• **Material supplied**
----------------

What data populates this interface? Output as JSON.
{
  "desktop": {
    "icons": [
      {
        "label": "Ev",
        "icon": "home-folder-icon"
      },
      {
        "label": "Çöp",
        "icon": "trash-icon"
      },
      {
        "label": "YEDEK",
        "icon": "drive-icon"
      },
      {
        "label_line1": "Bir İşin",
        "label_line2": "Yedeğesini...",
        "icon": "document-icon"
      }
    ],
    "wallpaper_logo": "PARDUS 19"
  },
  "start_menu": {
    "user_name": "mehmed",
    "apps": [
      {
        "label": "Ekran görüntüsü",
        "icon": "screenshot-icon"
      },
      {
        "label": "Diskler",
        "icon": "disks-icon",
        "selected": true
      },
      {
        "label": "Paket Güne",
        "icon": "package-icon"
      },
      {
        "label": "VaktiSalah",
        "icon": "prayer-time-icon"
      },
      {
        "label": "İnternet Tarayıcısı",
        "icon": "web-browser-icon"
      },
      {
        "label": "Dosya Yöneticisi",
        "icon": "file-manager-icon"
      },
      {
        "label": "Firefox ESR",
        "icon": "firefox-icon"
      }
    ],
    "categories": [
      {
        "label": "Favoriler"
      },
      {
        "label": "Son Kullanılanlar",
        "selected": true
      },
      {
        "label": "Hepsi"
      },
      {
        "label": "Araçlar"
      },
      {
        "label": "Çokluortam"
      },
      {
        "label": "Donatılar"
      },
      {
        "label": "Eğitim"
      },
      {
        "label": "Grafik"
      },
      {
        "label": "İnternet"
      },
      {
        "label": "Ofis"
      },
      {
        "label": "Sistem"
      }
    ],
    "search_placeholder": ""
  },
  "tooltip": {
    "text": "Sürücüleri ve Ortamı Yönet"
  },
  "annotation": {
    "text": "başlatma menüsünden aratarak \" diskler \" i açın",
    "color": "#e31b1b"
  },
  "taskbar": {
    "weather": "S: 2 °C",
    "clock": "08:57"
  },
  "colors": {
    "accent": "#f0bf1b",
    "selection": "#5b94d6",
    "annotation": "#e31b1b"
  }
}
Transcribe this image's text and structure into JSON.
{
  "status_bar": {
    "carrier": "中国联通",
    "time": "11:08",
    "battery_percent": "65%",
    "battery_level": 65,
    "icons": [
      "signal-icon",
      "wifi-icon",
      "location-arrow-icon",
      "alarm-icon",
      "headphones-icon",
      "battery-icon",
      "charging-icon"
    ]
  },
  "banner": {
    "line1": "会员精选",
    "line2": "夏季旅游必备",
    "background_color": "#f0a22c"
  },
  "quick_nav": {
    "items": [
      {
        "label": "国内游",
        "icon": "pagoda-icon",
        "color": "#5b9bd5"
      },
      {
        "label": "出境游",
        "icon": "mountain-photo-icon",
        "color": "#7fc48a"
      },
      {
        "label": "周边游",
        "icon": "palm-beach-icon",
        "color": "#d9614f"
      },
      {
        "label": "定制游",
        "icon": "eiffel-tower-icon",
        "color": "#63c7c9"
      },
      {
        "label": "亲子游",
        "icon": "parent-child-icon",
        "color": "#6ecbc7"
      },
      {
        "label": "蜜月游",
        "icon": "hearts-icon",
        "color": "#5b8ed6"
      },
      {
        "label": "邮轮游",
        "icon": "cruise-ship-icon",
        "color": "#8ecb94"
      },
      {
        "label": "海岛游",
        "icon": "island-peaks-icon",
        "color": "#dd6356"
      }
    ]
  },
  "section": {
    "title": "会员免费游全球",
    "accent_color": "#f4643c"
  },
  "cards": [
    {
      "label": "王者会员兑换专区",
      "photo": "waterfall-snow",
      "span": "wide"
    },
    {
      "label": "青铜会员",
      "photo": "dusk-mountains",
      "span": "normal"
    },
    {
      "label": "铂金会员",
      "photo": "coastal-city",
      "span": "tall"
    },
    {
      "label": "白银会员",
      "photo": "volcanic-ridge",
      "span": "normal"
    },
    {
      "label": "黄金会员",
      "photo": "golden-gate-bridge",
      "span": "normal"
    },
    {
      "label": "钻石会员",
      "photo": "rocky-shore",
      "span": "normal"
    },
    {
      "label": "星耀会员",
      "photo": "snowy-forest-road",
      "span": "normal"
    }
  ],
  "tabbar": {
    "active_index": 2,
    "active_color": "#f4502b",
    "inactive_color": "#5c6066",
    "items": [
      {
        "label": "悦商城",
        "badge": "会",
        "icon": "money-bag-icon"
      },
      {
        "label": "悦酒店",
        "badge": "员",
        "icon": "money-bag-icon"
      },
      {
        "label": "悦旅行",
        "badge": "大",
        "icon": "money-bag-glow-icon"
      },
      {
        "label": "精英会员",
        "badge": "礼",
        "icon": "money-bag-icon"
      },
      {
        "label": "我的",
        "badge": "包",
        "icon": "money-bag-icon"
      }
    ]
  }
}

----------------

• **Problem statement**
Each line of the material should be duplicated exactly, please.

• **The completed task**
What data populates this interface? Output as JSON.
{
  "desktop": {
    "icons": [
      {
        "label": "Ev",
        "icon": "home-folder-icon"
      },
      {
        "label": "Çöp",
        "icon": "trash-icon"
      },
      {
        "label": "YEDEK",
        "icon": "drive-icon"
      },
      {
        "label_line1": "Bir İşin",
        "label_line2": "Yedeğesini...",
        "icon": "document-icon"
      }
    ],
    "wallpaper_logo": "PARDUS 19"
  },
  "start_menu": {
    "user_name": "mehmed",
    "apps": [
      {
        "label": "Ekran görüntüsü",
        "icon": "screenshot-icon"
      },
      {
        "label": "Diskler",
        "icon": "disks-icon",
        "selected": true
      },
      {
        "label": "Paket Güne",
        "icon": "package-icon"
      },
      {
        "label": "VaktiSalah",
        "icon": "prayer-time-icon"
      },
      {
        "label": "İnternet Tarayıcısı",
        "icon": "web-browser-icon"
      },
      {
        "label": "Dosya Yöneticisi",
        "icon": "file-manager-icon"
      },
      {
        "label": "Firefox ESR",
        "icon": "firefox-icon"
      }
    ],
    "categories": [
      {
        "label": "Favoriler"
      },
      {
        "label": "Son Kullanılanlar",
        "selected": true
      },
      {
        "label": "Hepsi"
      },
      {
        "label": "Araçlar"
      },
      {
        "label": "Çokluortam"
      },
      {
        "label": "Donatılar"
      },
      {
        "label": "Eğitim"
      },
      {
        "label": "Grafik"
      },
      {
        "label": "İnternet"
      },
      {
        "label": "Ofis"
      },
      {
        "label": "Sistem"
      }
    ],
    "search_placeholder": ""
  },
  "tooltip": {
    "text": "Sürücüleri ve Ortamı Yönet"
  },
  "annotation": {
    "text": "başlatma menüsünden aratarak \" diskler \" i açın",
    "color": "#e31b1b"
  },
  "taskbar": {
    "weather": "S: 2 °C",
    "clock": "08:57"
  },
  "colors": {
    "accent": "#f0bf1b",
    "selection": "#5b94d6",
    "annotation": "#e31b1b"
  }
}
Transcribe this image's text and structure into JSON.
{
  "status_bar": {
    "carrier": "中国联通",
    "time": "11:08",
    "battery_percent": "65%",
    "battery_level": 65,
    "icons": [
      "signal-icon",
      "wifi-icon",
      "location-arrow-icon",
      "alarm-icon",
      "headphones-icon",
      "battery-icon",
      "charging-icon"
    ]
  },
  "banner": {
    "line1": "会员精选",
    "line2": "夏季旅游必备",
    "background_color": "#f0a22c"
  },
  "quick_nav": {
    "items": [
      {
        "label": "国内游",
        "icon": "pagoda-icon",
        "color": "#5b9bd5"
      },
      {
        "label": "出境游",
        "icon": "mountain-photo-icon",
        "color": "#7fc48a"
      },
      {
        "label": "周边游",
        "icon": "palm-beach-icon",
        "color": "#d9614f"
      },
      {
        "label": "定制游",
        "icon": "eiffel-tower-icon",
        "color": "#63c7c9"
      },
      {
        "label": "亲子游",
        "icon": "parent-child-icon",
        "color": "#6ecbc7"
      },
      {
        "label": "蜜月游",
        "icon": "hearts-icon",
        "color": "#5b8ed6"
      },
      {
        "label": "邮轮游",
        "icon": "cruise-ship-icon",
        "color": "#8ecb94"
      },
      {
        "label": "海岛游",
        "icon": "island-peaks-icon",
        "color": "#dd6356"
      }
    ]
  },
  "section": {
    "title": "会员免费游全球",
    "accent_color": "#f4643c"
  },
  "cards": [
    {
      "label": "王者会员兑换专区",
      "photo": "waterfall-snow",
      "span": "wide"
    },
    {
      "label": "青铜会员",
      "photo": "dusk-mountains",
      "span": "normal"
    },
    {
      "label": "铂金会员",
      "photo": "coastal-city",
      "span": "tall"
    },
    {
      "label": "白银会员",
      "photo": "volcanic-ridge",
      "span": "normal"
    },
    {
      "label": "黄金会员",
      "photo": "golden-gate-bridge",
      "span": "normal"
    },
    {
      "label": "钻石会员",
      "photo": "rocky-shore",
      "span": "normal"
    },
    {
      "label": "星耀会员",
      "photo": "snowy-forest-road",
      "span": "normal"
    }
  ],
  "tabbar": {
    "active_index": 2,
    "active_color": "#f4502b",
    "inactive_color": "#5c6066",
    "items": [
      {
        "label": "悦商城",
        "badge": "会",
        "icon": "money-bag-icon"
      },
      {
        "label": "悦酒店",
        "badge": "员",
        "icon": "money-bag-icon"
      },
      {
        "label": "悦旅行",
        "badge": "大",
        "icon": "money-bag-glow-icon"
      },
      {
        "label": "精英会员",
        "badge": "礼",
        "icon": "money-bag-icon"
      },
      {
        "label": "我的",
        "badge": "包",
        "icon": "money-bag-icon"
      }
    ]
  }
}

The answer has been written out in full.